§ Direction:
Reproduce every line in the listing that contains the word "considered".

§ Given data:
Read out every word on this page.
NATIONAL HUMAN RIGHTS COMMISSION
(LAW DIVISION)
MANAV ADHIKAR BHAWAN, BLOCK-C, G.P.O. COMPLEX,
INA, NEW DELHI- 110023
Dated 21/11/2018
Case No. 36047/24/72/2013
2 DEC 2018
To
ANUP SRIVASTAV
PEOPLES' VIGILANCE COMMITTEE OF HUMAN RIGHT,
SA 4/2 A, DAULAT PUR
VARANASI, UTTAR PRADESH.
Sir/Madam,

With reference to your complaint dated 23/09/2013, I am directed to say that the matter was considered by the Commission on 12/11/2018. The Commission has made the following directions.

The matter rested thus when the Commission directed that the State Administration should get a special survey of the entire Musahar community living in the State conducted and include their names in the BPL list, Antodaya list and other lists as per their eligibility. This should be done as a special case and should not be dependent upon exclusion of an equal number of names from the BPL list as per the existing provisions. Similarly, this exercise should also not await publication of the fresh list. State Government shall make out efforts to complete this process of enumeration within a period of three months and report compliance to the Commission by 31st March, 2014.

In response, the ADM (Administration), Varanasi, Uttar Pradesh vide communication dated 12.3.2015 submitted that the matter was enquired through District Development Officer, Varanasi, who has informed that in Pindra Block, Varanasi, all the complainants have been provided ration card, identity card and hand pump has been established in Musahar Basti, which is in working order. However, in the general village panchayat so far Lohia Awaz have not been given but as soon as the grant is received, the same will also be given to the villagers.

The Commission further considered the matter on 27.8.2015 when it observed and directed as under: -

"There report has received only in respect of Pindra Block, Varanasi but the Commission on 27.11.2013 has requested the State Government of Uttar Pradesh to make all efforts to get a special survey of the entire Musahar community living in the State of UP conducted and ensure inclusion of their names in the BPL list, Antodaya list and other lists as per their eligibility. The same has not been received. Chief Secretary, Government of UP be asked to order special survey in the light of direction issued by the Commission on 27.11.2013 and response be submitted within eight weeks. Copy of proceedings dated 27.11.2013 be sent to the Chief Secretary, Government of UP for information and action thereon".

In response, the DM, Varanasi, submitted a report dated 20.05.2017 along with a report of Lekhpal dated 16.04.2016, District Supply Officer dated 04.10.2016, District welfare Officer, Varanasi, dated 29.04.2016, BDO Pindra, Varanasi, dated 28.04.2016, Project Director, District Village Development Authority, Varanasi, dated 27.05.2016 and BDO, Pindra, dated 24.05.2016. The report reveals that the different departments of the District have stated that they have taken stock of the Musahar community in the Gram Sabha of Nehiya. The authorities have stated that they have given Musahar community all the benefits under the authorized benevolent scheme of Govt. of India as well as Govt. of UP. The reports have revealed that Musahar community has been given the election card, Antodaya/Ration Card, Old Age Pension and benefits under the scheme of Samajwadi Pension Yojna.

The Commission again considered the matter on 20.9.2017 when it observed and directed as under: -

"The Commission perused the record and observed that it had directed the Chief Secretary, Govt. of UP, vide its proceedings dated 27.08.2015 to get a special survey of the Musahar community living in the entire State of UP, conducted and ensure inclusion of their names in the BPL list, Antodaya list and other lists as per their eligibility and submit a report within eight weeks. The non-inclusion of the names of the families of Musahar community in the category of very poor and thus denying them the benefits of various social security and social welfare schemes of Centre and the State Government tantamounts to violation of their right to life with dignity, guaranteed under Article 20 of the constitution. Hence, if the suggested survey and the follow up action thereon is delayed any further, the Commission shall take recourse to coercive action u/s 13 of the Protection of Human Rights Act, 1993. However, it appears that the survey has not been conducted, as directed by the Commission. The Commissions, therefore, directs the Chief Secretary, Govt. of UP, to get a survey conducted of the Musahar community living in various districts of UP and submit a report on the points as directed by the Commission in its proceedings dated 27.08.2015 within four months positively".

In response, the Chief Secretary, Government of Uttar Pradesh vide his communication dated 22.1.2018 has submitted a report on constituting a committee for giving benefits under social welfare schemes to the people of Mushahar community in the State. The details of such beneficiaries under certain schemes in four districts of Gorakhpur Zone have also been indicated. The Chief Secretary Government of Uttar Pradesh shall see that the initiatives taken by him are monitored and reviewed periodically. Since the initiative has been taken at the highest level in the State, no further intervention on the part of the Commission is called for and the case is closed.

§ Result of this task:
With reference to your complaint dated 23/09/2013, I am directed to say that the matter was considered by the Commission on 12/11/2018. The Commission has made the following directions.
The Commission further considered the matter on 27.8.2015 when it observed and directed as under: -
The Commission again considered the matter on 20.9.2017 when it observed and directed as under: -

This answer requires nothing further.